**DIRECTIONS FOR THIS TASK:** Rewrite the records from their start up to and including the line with "- annotation-arrow-icon: [866, 414, 978, 484]", swapping "bbox" for "bounding box" and keeping everything else the same.

**Element and box listings:**
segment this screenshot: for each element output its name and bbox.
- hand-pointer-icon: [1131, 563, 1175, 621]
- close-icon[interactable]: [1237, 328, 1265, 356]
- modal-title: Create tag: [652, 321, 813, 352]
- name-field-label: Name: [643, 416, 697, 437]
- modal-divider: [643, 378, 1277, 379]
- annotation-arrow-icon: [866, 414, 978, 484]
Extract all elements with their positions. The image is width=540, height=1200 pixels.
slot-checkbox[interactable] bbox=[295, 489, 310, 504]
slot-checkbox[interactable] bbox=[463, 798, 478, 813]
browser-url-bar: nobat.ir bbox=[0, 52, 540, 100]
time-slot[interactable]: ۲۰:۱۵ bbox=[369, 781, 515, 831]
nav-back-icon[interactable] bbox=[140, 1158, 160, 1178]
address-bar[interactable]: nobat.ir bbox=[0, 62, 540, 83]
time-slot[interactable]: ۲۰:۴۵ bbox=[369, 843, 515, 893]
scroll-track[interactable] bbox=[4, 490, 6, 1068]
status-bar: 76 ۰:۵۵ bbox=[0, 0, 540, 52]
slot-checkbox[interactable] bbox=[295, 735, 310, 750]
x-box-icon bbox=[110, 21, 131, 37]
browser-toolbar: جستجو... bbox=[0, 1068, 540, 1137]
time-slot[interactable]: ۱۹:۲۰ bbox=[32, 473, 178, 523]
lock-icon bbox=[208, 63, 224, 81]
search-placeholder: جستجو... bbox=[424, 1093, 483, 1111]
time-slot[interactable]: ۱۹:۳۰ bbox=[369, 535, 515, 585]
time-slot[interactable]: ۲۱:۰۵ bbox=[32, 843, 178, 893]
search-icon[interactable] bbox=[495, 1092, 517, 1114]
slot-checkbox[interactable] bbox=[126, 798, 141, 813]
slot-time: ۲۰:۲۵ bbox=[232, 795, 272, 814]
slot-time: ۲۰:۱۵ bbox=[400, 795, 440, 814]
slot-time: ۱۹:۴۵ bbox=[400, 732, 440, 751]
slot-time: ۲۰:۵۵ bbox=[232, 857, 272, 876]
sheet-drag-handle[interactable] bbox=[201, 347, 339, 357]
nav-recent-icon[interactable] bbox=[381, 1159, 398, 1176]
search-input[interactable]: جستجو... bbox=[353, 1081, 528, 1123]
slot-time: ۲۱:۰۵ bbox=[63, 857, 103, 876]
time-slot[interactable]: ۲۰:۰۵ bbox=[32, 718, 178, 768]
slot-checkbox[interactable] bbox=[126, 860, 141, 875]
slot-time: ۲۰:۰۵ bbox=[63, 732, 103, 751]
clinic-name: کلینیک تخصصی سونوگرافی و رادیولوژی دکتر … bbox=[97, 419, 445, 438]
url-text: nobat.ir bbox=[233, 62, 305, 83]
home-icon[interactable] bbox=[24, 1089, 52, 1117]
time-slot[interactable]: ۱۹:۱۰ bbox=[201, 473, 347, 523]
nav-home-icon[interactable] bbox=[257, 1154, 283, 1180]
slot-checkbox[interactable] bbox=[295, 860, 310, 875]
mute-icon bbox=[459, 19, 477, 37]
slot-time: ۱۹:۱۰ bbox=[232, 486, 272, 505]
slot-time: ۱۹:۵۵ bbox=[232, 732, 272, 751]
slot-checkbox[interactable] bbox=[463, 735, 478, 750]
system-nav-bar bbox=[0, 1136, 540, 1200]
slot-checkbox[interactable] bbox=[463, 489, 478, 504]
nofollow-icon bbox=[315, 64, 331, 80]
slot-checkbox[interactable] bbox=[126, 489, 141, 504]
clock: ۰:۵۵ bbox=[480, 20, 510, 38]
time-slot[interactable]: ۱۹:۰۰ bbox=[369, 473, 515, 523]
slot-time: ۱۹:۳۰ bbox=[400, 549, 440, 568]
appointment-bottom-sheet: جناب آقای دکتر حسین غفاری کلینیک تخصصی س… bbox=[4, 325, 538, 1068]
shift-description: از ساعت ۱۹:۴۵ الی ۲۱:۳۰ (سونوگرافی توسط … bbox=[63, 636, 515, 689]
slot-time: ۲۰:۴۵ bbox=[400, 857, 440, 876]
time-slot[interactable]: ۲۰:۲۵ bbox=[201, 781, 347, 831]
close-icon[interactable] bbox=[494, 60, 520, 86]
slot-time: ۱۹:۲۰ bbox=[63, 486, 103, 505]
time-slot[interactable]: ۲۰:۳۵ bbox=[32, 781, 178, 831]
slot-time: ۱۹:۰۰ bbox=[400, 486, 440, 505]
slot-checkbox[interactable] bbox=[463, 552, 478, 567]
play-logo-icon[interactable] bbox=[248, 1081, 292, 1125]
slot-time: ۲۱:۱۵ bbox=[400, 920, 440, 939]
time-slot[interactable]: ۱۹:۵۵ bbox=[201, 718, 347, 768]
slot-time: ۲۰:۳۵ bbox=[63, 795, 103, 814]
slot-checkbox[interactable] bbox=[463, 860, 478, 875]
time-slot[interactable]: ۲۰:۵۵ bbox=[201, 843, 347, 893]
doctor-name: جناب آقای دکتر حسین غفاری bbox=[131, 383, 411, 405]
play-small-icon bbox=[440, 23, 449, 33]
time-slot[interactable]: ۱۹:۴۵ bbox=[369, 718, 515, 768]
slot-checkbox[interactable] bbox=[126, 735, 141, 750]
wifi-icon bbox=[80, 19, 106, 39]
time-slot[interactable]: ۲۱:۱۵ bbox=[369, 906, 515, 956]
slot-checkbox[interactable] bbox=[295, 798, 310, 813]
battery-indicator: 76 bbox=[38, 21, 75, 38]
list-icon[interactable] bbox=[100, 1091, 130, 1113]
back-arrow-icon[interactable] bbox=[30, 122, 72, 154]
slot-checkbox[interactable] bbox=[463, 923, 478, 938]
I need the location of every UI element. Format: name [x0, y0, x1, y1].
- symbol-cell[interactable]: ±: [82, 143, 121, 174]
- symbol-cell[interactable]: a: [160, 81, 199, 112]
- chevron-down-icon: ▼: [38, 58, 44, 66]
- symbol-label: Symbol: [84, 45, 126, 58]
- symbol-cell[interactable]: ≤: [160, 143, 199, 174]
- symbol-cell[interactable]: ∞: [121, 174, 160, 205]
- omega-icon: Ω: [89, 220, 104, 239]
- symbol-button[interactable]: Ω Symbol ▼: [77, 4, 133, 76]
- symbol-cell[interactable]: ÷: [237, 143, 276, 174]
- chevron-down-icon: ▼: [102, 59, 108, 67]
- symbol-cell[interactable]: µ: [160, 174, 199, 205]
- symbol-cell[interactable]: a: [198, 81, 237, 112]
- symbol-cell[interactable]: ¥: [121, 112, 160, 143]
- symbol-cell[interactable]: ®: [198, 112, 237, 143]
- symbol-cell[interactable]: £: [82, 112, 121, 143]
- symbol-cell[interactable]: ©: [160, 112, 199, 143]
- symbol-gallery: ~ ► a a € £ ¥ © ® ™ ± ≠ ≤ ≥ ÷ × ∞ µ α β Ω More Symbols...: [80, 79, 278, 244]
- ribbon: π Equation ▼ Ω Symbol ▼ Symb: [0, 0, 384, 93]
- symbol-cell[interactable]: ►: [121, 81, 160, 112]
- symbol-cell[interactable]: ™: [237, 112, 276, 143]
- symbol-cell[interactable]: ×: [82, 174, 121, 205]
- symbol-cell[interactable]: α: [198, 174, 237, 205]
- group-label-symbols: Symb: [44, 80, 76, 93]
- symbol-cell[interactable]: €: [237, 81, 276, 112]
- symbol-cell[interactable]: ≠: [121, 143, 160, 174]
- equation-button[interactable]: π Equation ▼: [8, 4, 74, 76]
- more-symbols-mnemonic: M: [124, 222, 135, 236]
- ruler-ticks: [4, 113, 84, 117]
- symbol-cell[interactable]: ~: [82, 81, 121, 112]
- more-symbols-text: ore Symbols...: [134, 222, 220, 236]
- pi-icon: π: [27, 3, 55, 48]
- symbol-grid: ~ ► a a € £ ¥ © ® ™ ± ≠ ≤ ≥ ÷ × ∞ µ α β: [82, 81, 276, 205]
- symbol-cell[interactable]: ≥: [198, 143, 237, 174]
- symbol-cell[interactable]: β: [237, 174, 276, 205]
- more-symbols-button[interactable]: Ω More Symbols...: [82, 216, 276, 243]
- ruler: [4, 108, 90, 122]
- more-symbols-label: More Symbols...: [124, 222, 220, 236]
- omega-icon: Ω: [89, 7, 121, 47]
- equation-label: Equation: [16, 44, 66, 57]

**OUTPUT OF THE EXERCISE:**
segment this screenshot: for each element output its name and bounding box.
- hand-pointer-icon: [1131, 563, 1175, 621]
- close-icon[interactable]: [1237, 328, 1265, 356]
- modal-title: Create tag: [652, 321, 813, 352]
- name-field-label: Name: [643, 416, 697, 437]
- modal-divider: [643, 378, 1277, 379]
- annotation-arrow-icon: [866, 414, 978, 484]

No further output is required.